- **Directions for this task**
Using the data below, repeat all of it precisely.

- **Record extracts**
▽

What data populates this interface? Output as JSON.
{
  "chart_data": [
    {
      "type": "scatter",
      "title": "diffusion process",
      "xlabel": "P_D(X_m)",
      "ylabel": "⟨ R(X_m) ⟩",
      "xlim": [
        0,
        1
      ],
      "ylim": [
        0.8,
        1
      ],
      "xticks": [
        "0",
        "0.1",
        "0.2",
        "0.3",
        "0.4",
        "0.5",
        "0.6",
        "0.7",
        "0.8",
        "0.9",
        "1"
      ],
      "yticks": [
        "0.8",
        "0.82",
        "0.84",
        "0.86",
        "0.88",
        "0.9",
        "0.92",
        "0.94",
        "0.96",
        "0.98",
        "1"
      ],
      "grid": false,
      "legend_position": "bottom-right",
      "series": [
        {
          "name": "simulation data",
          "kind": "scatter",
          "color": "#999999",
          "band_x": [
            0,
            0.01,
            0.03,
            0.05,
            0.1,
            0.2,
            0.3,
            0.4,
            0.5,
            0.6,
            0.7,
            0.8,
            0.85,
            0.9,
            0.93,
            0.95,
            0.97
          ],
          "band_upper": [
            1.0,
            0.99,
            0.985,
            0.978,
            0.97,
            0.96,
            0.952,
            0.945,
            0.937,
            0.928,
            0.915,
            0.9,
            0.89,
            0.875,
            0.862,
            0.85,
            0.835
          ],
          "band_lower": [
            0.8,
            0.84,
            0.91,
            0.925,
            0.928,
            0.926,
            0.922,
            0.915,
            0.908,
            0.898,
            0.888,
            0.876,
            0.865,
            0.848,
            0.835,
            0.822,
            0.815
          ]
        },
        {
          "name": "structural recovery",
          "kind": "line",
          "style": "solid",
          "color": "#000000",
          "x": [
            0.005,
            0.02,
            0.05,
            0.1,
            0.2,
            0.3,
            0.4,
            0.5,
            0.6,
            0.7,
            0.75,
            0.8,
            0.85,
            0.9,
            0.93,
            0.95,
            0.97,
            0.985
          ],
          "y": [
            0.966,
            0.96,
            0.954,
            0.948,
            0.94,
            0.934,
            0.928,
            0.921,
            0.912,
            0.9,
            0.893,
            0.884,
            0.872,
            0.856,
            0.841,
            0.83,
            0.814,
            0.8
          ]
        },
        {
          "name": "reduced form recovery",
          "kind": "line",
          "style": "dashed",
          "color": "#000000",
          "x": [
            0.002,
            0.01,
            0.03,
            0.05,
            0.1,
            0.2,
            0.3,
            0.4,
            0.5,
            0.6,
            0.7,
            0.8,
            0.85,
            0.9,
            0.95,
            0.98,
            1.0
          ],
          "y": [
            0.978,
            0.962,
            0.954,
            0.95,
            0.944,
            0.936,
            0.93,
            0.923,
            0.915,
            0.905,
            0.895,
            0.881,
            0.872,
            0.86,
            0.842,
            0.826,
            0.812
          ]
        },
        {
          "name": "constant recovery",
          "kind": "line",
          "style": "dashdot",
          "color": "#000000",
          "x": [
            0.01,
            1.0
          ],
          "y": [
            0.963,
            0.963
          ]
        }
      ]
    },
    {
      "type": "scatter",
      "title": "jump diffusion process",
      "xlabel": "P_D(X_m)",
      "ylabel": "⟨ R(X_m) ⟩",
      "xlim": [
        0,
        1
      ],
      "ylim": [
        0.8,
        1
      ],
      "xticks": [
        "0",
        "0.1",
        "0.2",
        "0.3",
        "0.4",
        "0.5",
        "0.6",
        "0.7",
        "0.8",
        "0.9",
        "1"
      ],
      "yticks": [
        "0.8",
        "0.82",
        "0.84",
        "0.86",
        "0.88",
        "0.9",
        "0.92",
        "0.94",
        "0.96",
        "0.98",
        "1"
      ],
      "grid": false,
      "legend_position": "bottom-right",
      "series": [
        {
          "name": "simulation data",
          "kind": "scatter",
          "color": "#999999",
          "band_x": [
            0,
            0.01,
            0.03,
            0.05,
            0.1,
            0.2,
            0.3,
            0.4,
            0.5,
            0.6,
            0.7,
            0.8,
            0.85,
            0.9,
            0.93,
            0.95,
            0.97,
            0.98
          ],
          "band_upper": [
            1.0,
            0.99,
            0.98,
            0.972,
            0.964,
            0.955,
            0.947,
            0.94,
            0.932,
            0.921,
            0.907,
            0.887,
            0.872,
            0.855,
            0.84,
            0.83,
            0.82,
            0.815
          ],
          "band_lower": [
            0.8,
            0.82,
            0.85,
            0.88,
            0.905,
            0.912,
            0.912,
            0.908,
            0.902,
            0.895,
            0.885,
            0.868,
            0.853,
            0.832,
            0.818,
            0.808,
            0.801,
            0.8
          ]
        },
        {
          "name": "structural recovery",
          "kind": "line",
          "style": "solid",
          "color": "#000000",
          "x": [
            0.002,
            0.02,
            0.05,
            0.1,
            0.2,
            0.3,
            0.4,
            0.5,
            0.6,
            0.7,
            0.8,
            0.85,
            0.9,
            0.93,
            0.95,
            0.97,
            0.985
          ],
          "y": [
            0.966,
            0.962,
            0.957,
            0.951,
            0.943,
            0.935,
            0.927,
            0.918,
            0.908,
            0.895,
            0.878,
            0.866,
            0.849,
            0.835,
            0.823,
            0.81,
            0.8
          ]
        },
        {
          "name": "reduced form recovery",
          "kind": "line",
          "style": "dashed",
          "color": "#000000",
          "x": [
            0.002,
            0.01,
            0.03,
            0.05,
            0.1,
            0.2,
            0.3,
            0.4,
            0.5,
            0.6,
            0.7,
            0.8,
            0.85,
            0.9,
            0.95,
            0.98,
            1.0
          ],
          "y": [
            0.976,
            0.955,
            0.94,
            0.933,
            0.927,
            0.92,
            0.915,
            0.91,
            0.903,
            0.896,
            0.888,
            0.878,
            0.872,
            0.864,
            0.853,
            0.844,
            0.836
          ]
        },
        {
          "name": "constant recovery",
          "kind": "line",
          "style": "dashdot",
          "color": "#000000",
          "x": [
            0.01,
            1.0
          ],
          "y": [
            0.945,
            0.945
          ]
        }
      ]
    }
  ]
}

△

- **Task result**
What data populates this interface? Output as JSON.
{
  "chart_data": [
    {
      "type": "scatter",
      "title": "diffusion process",
      "xlabel": "P_D(X_m)",
      "ylabel": "⟨ R(X_m) ⟩",
      "xlim": [
        0,
        1
      ],
      "ylim": [
        0.8,
        1
      ],
      "xticks": [
        "0",
        "0.1",
        "0.2",
        "0.3",
        "0.4",
        "0.5",
        "0.6",
        "0.7",
        "0.8",
        "0.9",
        "1"
      ],
      "yticks": [
        "0.8",
        "0.82",
        "0.84",
        "0.86",
        "0.88",
        "0.9",
        "0.92",
        "0.94",
        "0.96",
        "0.98",
        "1"
      ],
      "grid": false,
      "legend_position": "bottom-right",
      "series": [
        {
          "name": "simulation data",
          "kind": "scatter",
          "color": "#999999",
          "band_x": [
            0,
            0.01,
            0.03,
            0.05,
            0.1,
            0.2,
            0.3,
            0.4,
            0.5,
            0.6,
            0.7,
            0.8,
            0.85,
            0.9,
            0.93,
            0.95,
            0.97
          ],
          "band_upper": [
            1.0,
            0.99,
            0.985,
            0.978,
            0.97,
            0.96,
            0.952,
            0.945,
            0.937,
            0.928,
            0.915,
            0.9,
            0.89,
            0.875,
            0.862,
            0.85,
            0.835
          ],
          "band_lower": [
            0.8,
            0.84,
            0.91,
            0.925,
            0.928,
            0.926,
            0.922,
            0.915,
            0.908,
            0.898,
            0.888,
            0.876,
            0.865,
            0.848,
            0.835,
            0.822,
            0.815
          ]
        },
        {
          "name": "structural recovery",
          "kind": "line",
          "style": "solid",
          "color": "#000000",
          "x": [
            0.005,
            0.02,
            0.05,
            0.1,
            0.2,
            0.3,
            0.4,
            0.5,
            0.6,
            0.7,
            0.75,
            0.8,
            0.85,
            0.9,
            0.93,
            0.95,
            0.97,
            0.985
          ],
          "y": [
            0.966,
            0.96,
            0.954,
            0.948,
            0.94,
            0.934,
            0.928,
            0.921,
            0.912,
            0.9,
            0.893,
            0.884,
            0.872,
            0.856,
            0.841,
            0.83,
            0.814,
            0.8
          ]
        },
        {
          "name": "reduced form recovery",
          "kind": "line",
          "style": "dashed",
          "color": "#000000",
          "x": [
            0.002,
            0.01,
            0.03,
            0.05,
            0.1,
            0.2,
            0.3,
            0.4,
            0.5,
            0.6,
            0.7,
            0.8,
            0.85,
            0.9,
            0.95,
            0.98,
            1.0
          ],
          "y": [
            0.978,
            0.962,
            0.954,
            0.95,
            0.944,
            0.936,
            0.93,
            0.923,
            0.915,
            0.905,
            0.895,
            0.881,
            0.872,
            0.86,
            0.842,
            0.826,
            0.812
          ]
        },
        {
          "name": "constant recovery",
          "kind": "line",
          "style": "dashdot",
          "color": "#000000",
          "x": [
            0.01,
            1.0
          ],
          "y": [
            0.963,
            0.963
          ]
        }
      ]
    },
    {
      "type": "scatter",
      "title": "jump diffusion process",
      "xlabel": "P_D(X_m)",
      "ylabel": "⟨ R(X_m) ⟩",
      "xlim": [
        0,
        1
      ],
      "ylim": [
        0.8,
        1
      ],
      "xticks": [
        "0",
        "0.1",
        "0.2",
        "0.3",
        "0.4",
        "0.5",
        "0.6",
        "0.7",
        "0.8",
        "0.9",
        "1"
      ],
      "yticks": [
        "0.8",
        "0.82",
        "0.84",
        "0.86",
        "0.88",
        "0.9",
        "0.92",
        "0.94",
        "0.96",
        "0.98",
        "1"
      ],
      "grid": false,
      "legend_position": "bottom-right",
      "series": [
        {
          "name": "simulation data",
          "kind": "scatter",
          "color": "#999999",
          "band_x": [
            0,
            0.01,
            0.03,
            0.05,
            0.1,
            0.2,
            0.3,
            0.4,
            0.5,
            0.6,
            0.7,
            0.8,
            0.85,
            0.9,
            0.93,
            0.95,
            0.97,
            0.98
          ],
          "band_upper": [
            1.0,
            0.99,
            0.98,
            0.972,
            0.964,
            0.955,
            0.947,
            0.94,
            0.932,
            0.921,
            0.907,
            0.887,
            0.872,
            0.855,
            0.84,
            0.83,
            0.82,
            0.815
          ],
          "band_lower": [
            0.8,
            0.82,
            0.85,
            0.88,
            0.905,
            0.912,
            0.912,
            0.908,
            0.902,
            0.895,
            0.885,
            0.868,
            0.853,
            0.832,
            0.818,
            0.808,
            0.801,
            0.8
          ]
        },
        {
          "name": "structural recovery",
          "kind": "line",
          "style": "solid",
          "color": "#000000",
          "x": [
            0.002,
            0.02,
            0.05,
            0.1,
            0.2,
            0.3,
            0.4,
            0.5,
            0.6,
            0.7,
            0.8,
            0.85,
            0.9,
            0.93,
            0.95,
            0.97,
            0.985
          ],
          "y": [
            0.966,
            0.962,
            0.957,
            0.951,
            0.943,
            0.935,
            0.927,
            0.918,
            0.908,
            0.895,
            0.878,
            0.866,
            0.849,
            0.835,
            0.823,
            0.81,
            0.8
          ]
        },
        {
          "name": "reduced form recovery",
          "kind": "line",
          "style": "dashed",
          "color": "#000000",
          "x": [
            0.002,
            0.01,
            0.03,
            0.05,
            0.1,
            0.2,
            0.3,
            0.4,
            0.5,
            0.6,
            0.7,
            0.8,
            0.85,
            0.9,
            0.95,
            0.98,
            1.0
          ],
          "y": [
            0.976,
            0.955,
            0.94,
            0.933,
            0.927,
            0.92,
            0.915,
            0.91,
            0.903,
            0.896,
            0.888,
            0.878,
            0.872,
            0.864,
            0.853,
            0.844,
            0.836
          ]
        },
        {
          "name": "constant recovery",
          "kind": "line",
          "style": "dashdot",
          "color": "#000000",
          "x": [
            0.01,
            1.0
          ],
          "y": [
            0.945,
            0.945
          ]
        }
      ]
    }
  ]
}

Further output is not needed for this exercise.